Short problem
Your task is to copy every line of the records below that contains "Previous".

** START Dataset records **

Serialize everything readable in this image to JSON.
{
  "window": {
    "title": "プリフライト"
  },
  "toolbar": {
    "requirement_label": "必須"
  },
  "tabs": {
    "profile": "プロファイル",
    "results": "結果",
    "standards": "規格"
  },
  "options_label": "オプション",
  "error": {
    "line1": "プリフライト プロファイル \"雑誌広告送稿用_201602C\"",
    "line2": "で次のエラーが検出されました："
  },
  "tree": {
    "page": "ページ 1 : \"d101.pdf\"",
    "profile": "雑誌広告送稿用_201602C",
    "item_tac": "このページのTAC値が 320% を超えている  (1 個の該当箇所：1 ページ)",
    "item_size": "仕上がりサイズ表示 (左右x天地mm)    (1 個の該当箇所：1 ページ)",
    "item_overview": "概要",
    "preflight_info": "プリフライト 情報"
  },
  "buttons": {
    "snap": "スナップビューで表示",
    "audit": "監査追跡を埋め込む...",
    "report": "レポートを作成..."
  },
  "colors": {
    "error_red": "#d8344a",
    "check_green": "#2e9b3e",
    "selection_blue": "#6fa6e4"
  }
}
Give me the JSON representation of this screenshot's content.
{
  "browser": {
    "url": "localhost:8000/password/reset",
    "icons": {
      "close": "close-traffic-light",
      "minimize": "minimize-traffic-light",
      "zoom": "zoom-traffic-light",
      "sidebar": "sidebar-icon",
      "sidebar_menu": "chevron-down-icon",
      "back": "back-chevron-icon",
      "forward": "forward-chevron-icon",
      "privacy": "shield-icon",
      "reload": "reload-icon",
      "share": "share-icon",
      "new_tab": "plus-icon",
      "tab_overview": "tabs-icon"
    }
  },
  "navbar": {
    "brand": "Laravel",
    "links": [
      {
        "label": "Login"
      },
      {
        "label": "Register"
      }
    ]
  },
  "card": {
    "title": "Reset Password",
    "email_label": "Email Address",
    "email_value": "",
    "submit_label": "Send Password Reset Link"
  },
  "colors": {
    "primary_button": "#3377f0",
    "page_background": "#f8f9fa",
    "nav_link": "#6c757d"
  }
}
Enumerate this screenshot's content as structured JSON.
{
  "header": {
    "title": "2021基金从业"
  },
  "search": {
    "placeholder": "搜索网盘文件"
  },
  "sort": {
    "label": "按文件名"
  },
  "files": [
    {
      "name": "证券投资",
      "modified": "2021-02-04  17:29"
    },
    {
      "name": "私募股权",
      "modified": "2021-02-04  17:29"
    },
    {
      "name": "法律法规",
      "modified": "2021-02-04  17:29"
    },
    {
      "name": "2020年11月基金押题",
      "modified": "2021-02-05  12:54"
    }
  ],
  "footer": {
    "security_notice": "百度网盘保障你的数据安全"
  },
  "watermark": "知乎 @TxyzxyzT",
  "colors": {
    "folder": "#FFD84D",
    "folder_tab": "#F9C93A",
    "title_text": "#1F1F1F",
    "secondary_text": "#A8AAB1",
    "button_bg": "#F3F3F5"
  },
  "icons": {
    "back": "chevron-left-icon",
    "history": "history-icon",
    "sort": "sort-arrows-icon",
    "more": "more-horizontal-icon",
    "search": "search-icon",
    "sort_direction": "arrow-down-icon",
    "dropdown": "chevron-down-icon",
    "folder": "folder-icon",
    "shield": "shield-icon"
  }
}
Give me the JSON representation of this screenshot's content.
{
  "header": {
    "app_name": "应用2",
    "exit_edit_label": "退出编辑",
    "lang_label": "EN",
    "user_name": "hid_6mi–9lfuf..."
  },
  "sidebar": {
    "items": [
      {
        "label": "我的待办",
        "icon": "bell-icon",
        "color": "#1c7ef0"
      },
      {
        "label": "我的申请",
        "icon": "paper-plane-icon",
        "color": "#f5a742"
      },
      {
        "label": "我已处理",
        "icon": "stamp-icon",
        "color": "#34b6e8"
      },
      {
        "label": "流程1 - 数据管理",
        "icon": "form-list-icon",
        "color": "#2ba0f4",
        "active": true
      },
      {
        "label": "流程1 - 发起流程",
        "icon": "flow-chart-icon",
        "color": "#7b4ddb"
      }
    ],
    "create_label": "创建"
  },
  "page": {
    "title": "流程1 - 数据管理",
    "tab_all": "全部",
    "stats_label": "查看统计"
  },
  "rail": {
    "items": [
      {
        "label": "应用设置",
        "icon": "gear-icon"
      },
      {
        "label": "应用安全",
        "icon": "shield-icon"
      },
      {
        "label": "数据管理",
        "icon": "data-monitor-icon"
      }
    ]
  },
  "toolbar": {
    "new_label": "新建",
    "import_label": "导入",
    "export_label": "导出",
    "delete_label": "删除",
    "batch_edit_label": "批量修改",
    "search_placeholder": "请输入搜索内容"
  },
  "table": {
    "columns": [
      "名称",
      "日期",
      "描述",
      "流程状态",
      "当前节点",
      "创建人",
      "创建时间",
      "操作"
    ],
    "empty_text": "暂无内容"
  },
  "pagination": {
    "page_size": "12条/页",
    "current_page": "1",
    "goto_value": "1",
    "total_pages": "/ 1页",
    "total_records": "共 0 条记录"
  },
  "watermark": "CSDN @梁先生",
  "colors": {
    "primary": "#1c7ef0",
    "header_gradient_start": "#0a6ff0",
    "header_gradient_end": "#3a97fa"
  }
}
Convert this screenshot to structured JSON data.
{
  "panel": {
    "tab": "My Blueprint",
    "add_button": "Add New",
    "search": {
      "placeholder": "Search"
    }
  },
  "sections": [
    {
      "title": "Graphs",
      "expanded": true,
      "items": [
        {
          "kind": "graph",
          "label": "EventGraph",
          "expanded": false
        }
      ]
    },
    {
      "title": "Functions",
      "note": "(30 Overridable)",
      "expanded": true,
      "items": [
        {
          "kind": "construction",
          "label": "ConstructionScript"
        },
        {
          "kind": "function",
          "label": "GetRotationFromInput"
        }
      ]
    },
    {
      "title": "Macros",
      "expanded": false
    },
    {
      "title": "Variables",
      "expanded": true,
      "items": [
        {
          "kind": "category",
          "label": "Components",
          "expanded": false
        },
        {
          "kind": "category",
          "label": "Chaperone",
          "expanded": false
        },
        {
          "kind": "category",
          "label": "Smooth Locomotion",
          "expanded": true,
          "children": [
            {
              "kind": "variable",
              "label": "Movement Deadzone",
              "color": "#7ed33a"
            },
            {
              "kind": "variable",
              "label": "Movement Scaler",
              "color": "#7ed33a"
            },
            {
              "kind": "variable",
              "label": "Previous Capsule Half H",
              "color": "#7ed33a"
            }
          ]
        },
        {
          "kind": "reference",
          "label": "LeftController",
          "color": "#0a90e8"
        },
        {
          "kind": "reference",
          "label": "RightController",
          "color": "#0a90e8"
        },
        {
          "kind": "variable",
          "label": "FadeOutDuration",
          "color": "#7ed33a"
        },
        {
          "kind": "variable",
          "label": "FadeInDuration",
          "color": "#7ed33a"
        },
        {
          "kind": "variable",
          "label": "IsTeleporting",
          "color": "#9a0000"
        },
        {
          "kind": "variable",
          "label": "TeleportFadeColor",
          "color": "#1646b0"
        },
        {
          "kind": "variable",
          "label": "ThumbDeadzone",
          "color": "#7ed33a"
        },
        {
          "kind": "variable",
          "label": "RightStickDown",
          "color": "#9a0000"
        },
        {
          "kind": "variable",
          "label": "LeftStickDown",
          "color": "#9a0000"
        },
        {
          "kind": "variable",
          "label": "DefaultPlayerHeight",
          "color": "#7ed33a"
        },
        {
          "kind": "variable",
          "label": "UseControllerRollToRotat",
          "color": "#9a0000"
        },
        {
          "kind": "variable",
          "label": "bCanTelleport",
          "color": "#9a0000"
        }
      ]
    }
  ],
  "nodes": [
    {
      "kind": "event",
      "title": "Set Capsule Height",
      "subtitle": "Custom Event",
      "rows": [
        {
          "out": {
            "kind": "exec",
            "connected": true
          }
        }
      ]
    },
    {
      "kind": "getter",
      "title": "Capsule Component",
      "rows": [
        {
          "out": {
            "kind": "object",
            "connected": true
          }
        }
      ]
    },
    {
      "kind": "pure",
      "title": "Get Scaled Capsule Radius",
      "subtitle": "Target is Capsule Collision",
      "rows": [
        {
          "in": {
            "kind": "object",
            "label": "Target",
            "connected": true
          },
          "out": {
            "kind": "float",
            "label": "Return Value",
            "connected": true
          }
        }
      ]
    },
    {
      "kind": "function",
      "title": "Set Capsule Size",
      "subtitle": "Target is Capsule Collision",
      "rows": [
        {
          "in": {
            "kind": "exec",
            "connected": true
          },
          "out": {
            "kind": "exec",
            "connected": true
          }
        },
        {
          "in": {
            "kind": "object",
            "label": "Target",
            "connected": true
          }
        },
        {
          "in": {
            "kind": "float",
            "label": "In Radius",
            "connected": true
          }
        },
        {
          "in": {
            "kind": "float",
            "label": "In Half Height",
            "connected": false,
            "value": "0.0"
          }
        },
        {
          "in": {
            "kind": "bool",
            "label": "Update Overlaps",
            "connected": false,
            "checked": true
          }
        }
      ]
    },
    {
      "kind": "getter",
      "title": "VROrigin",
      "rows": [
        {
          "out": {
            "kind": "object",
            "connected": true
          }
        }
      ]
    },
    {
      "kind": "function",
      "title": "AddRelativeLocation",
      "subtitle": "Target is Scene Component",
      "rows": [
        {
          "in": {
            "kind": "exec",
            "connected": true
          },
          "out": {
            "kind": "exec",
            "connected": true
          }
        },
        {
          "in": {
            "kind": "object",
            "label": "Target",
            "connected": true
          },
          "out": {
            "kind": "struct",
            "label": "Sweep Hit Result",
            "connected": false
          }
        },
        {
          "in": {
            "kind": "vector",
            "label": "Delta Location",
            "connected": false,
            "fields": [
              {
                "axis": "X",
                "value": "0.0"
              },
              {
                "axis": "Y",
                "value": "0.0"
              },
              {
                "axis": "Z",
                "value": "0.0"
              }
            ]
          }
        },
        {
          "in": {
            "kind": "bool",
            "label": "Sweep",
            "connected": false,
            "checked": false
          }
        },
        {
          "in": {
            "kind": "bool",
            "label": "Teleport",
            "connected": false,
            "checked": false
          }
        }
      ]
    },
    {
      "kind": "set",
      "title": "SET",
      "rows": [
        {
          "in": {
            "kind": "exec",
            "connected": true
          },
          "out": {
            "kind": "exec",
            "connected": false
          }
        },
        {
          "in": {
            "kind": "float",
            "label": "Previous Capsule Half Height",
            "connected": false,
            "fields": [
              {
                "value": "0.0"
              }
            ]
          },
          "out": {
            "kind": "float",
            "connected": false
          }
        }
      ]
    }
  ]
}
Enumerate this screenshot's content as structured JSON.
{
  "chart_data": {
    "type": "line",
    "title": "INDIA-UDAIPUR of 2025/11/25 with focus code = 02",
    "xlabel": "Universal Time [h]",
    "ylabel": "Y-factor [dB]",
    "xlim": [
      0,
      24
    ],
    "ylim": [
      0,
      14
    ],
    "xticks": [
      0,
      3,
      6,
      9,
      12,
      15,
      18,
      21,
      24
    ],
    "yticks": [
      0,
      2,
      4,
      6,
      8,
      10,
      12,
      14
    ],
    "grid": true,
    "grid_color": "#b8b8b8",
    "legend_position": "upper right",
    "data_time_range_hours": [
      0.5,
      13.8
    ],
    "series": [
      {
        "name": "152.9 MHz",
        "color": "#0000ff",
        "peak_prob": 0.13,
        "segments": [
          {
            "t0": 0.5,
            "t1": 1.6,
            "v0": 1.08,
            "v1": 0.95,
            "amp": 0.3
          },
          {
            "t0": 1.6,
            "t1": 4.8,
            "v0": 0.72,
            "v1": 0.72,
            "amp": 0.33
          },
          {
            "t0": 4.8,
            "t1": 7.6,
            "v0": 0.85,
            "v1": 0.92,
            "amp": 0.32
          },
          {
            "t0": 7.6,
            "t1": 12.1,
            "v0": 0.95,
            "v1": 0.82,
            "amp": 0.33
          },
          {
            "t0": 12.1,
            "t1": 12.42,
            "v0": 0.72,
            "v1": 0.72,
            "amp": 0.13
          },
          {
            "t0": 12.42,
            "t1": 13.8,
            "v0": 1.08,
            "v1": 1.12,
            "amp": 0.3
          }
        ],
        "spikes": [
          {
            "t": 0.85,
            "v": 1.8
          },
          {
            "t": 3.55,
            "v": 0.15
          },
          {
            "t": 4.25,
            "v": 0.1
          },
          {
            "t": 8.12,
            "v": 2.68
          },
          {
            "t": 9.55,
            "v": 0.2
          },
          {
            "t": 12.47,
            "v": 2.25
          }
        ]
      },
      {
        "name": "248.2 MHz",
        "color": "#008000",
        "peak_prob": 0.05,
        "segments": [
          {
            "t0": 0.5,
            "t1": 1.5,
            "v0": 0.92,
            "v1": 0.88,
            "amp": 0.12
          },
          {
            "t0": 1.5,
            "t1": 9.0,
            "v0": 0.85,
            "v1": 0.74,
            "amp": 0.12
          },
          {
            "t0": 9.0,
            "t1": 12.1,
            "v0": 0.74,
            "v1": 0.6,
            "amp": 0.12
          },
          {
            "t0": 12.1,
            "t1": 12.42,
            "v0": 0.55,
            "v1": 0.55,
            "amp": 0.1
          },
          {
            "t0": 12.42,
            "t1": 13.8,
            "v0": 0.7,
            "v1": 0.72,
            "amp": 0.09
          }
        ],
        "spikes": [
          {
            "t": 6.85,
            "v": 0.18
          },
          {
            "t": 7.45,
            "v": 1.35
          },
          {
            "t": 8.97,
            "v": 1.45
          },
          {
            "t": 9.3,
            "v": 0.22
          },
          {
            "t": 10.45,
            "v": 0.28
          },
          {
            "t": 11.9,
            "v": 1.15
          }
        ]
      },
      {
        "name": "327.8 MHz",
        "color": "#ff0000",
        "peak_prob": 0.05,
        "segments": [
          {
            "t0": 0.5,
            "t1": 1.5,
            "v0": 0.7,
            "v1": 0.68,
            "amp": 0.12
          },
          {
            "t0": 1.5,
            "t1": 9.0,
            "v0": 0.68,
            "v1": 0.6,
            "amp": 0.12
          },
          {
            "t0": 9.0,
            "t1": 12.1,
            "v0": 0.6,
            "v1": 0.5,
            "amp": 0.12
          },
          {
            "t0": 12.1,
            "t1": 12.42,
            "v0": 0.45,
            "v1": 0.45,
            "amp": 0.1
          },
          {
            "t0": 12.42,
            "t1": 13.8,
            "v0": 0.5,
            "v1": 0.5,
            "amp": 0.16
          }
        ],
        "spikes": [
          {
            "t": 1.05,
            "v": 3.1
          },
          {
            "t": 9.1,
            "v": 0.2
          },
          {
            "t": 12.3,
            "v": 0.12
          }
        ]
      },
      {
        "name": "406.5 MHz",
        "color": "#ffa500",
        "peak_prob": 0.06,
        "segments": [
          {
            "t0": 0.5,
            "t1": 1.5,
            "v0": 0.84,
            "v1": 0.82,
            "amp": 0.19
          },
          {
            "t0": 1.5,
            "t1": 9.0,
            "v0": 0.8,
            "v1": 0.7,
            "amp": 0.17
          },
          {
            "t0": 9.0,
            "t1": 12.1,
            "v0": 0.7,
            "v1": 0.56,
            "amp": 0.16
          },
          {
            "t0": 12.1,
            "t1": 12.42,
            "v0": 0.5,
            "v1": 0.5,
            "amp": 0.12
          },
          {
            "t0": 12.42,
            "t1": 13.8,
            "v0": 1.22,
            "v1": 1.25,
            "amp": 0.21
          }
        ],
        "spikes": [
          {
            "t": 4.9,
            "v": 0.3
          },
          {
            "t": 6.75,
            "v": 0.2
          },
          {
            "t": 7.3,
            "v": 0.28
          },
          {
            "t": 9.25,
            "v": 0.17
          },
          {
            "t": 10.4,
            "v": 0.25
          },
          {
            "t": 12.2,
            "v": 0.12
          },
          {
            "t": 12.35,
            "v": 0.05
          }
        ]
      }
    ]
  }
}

** END Dataset records **

Solution
              "label": "Previous Capsule Half H",
            "label": "Previous Capsule Half Height",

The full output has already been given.